Instrução dada A
No texto sobre a propaganda em Itápolis, por qual nome eram conhecidos os anúncios naquela época?
Instrução dada B
Dê seguimento ao texto sobre a propaganda em Itápolis, começando logo após a última frase apresentada.

Histórias que não foram escritas

Orestes Nigro

"As fabulosas máquinas de vender"

Na minha mais tenra Itápolis a propaganda, chamada atualmente de marketing, não tinha, nem de longe, a força formadora de preferências de gosto, de visual, de modo de vida e a influência enorme que tem hoje. Ao contrário, eram precários os recursos da comunicação e a consequente penetração dos anúncios, dos reclames, como eram chamados, era conseguida a duras penas.

Informação exibida
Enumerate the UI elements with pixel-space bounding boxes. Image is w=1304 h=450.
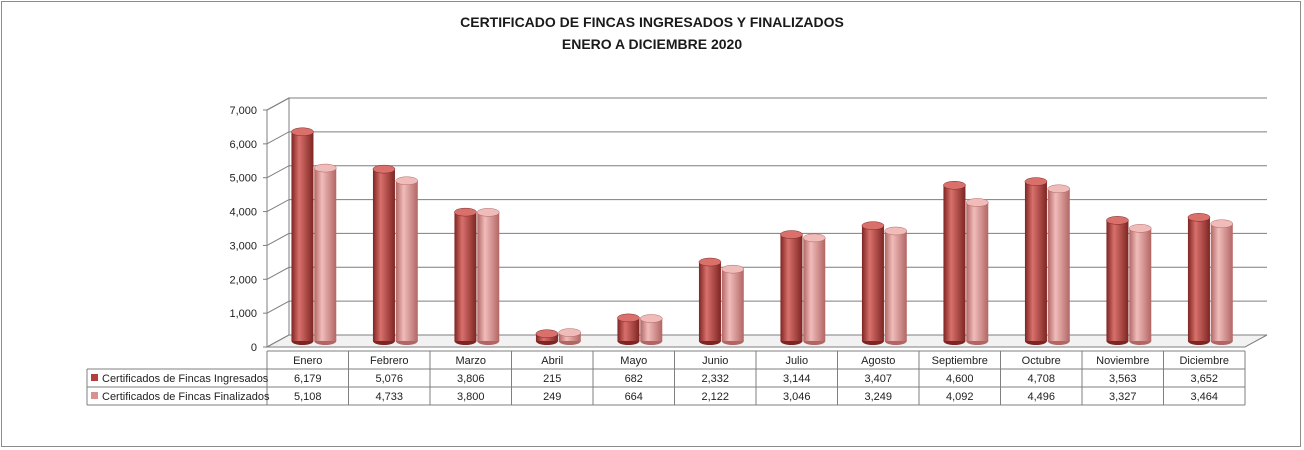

Resposta A
Eram chamados de reclames.

Resposta B
O mais usual, naqueles tempos, era o propagandista, pessoas do sexo masculino que se tornavam profissionais dos anúncios.  Utilizando-se de recursos visuais chamativos, como as pernas de pau, as roupas espalhafatosas, chapéus, gorros, bonés multicoloridos, maquiagem circense, estes propagandistas caminhavam pelas ruas e praças das cidades, empunhando enormes canudos de metal, em formato de cones, por cuja embocadura gritavam os anúncios das casas comerciais, do circo que chegou, das festas religiosas, dos atos cívicos. Outro recurso usado pelos propagandistas eram os cartazes que exibiam de esquina em esquina, anunciando produtos, eventos, acontecimentos de interesse geral.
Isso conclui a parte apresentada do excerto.